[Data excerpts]
-- start --

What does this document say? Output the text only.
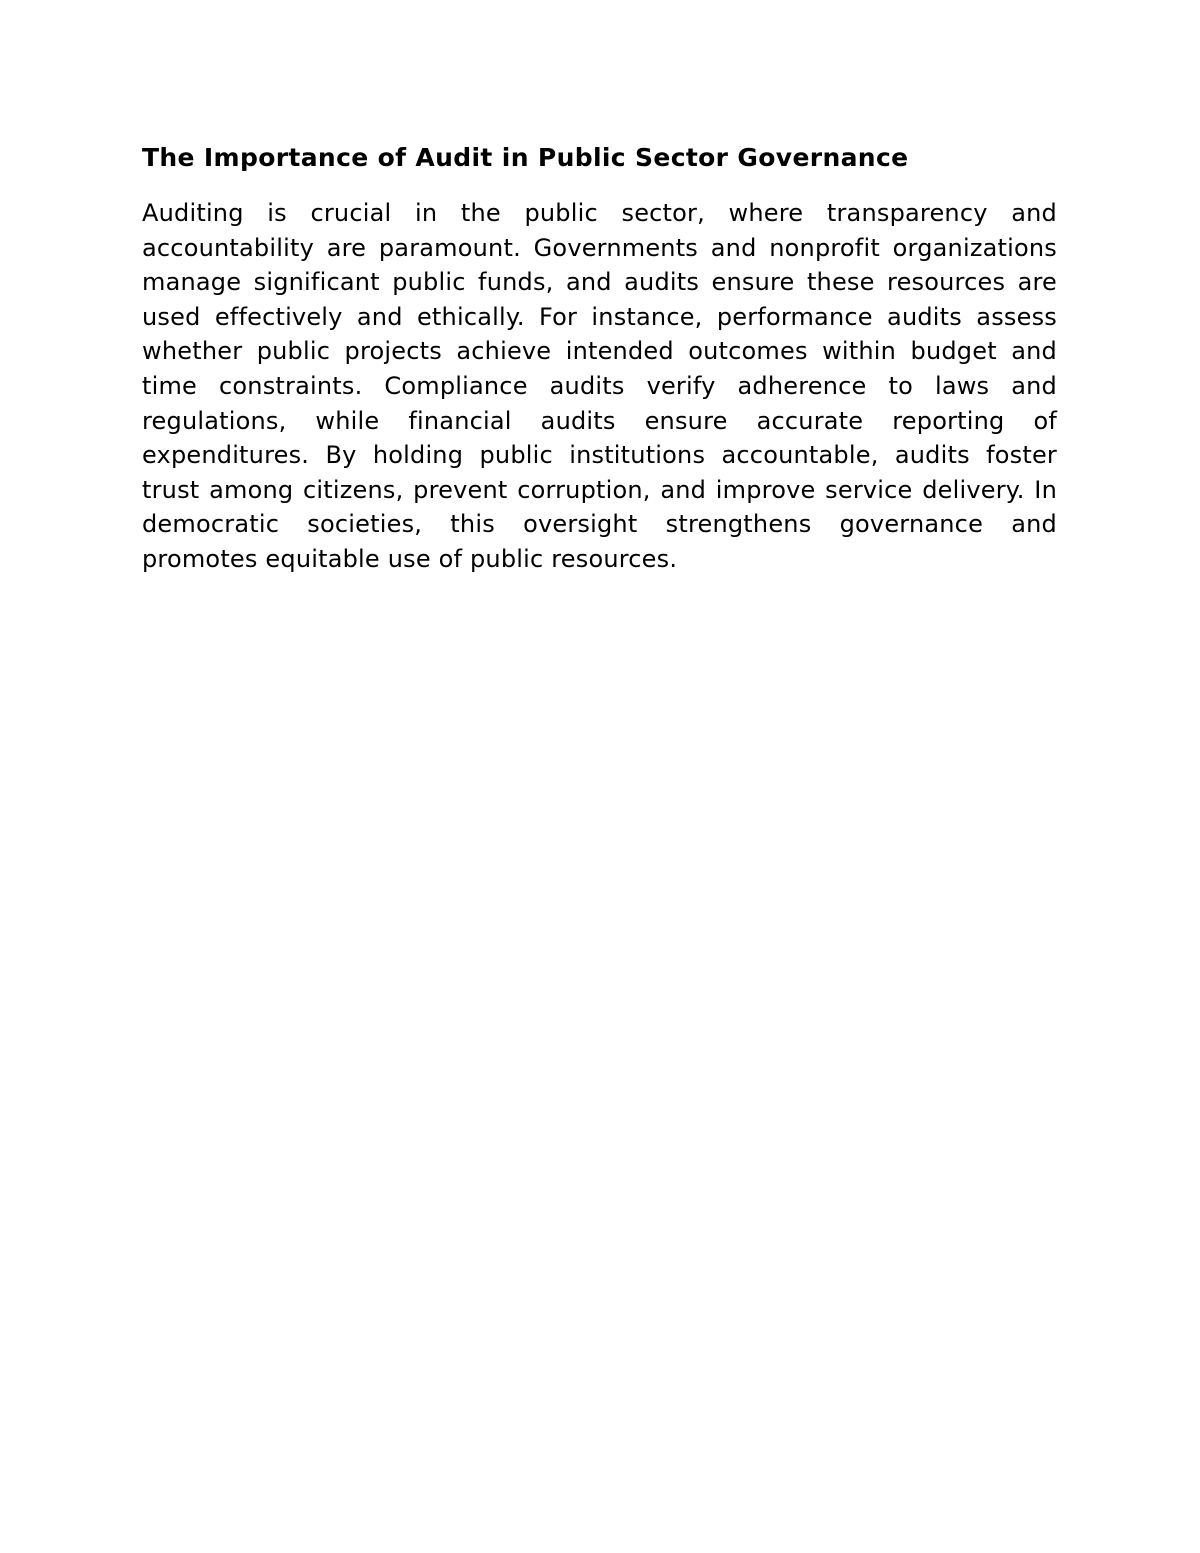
The Importance of Audit in Public Sector Governance

Auditing is crucial in the public sector, where transparency and accountability are paramount. Governments and nonprofit organizations manage significant public funds, and audits ensure these resources are used effectively and ethically. For instance, performance audits assess whether public projects achieve intended outcomes within budget and time constraints. Compliance audits verify adherence to laws and regulations, while financial audits ensure accurate reporting of expenditures. By holding public institutions accountable, audits foster trust among citizens, prevent corruption, and improve service delivery. In democratic societies, this oversight strengthens governance and promotes equitable use of public resources.
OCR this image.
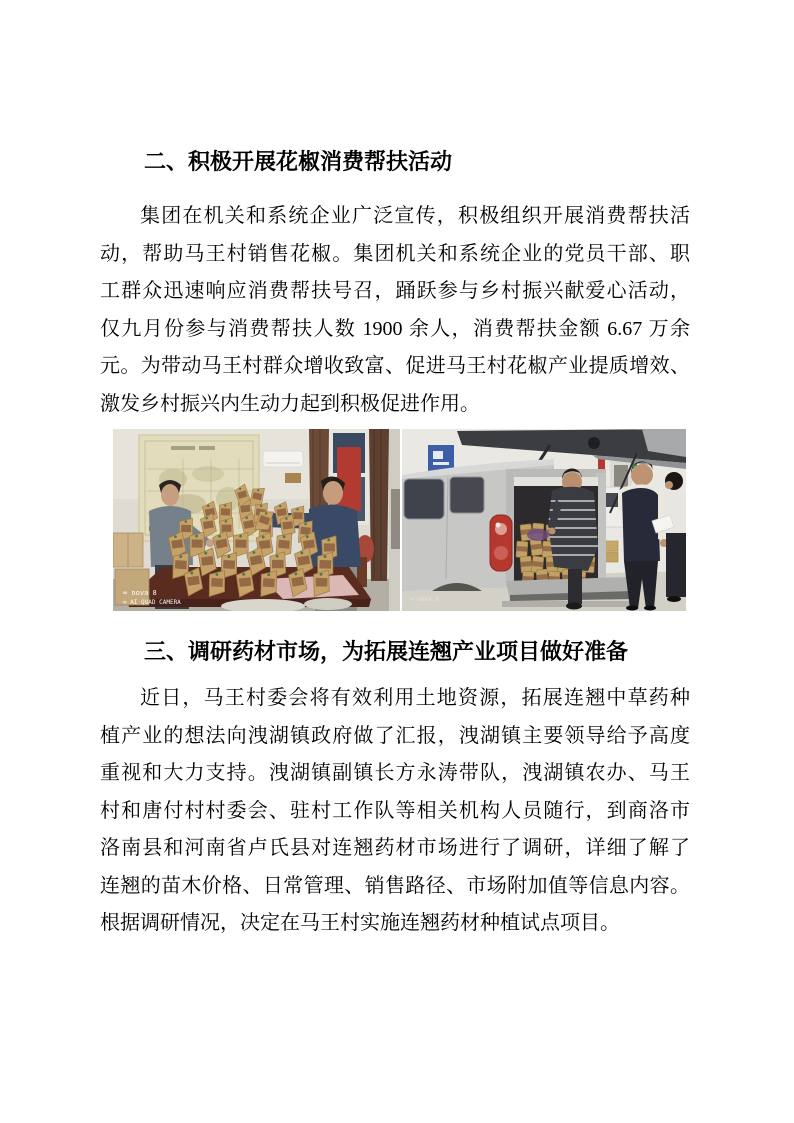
二、积极开展花椒消费帮扶活动
集团在机关和系统企业广泛宣传，积极组织开展消费帮扶活
动，帮助马王村销售花椒。集团机关和系统企业的党员干部、职
工群众迅速响应消费帮扶号召，踊跃参与乡村振兴献爱心活动，
仅九月份参与消费帮扶人数 1900 余人，消费帮扶金额 6.67 万余
元。为带动马王村群众增收致富、促进马王村花椒产业提质增效、
激发乡村振兴内生动力起到积极促进作用。
∞ nova 8
∞ AI QUAD CAMERA	∞ nova 8
三、调研药材市场，为拓展连翘产业项目做好准备
近日，马王村委会将有效利用土地资源，拓展连翘中草药种
植产业的想法向洩湖镇政府做了汇报，洩湖镇主要领导给予高度
重视和大力支持。洩湖镇副镇长方永涛带队，洩湖镇农办、马王
村和唐付村村委会、驻村工作队等相关机构人员随行，到商洛市
洛南县和河南省卢氏县对连翘药材市场进行了调研，详细了解了
连翘的苗木价格、日常管理、销售路径、市场附加值等信息内容。
根据调研情况，决定在马王村实施连翘药材种植试点项目。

-- end --

- Directive -
Emit an exact copy of the lines from the line bearing "OCR this image." through the last line above, inclusive, and leave the images out.

- Solution to the exercise -
OCR this image.
二、积极开展花椒消费帮扶活动
集团在机关和系统企业广泛宣传，积极组织开展消费帮扶活
动，帮助马王村销售花椒。集团机关和系统企业的党员干部、职
工群众迅速响应消费帮扶号召，踊跃参与乡村振兴献爱心活动，
仅九月份参与消费帮扶人数 1900 余人，消费帮扶金额 6.67 万余
元。为带动马王村群众增收致富、促进马王村花椒产业提质增效、
激发乡村振兴内生动力起到积极促进作用。
∞ nova 8
∞ AI QUAD CAMERA	∞ nova 8
三、调研药材市场，为拓展连翘产业项目做好准备
近日，马王村委会将有效利用土地资源，拓展连翘中草药种
植产业的想法向洩湖镇政府做了汇报，洩湖镇主要领导给予高度
重视和大力支持。洩湖镇副镇长方永涛带队，洩湖镇农办、马王
村和唐付村村委会、驻村工作队等相关机构人员随行，到商洛市
洛南县和河南省卢氏县对连翘药材市场进行了调研，详细了解了
连翘的苗木价格、日常管理、销售路径、市场附加值等信息内容。
根据调研情况，决定在马王村实施连翘药材种植试点项目。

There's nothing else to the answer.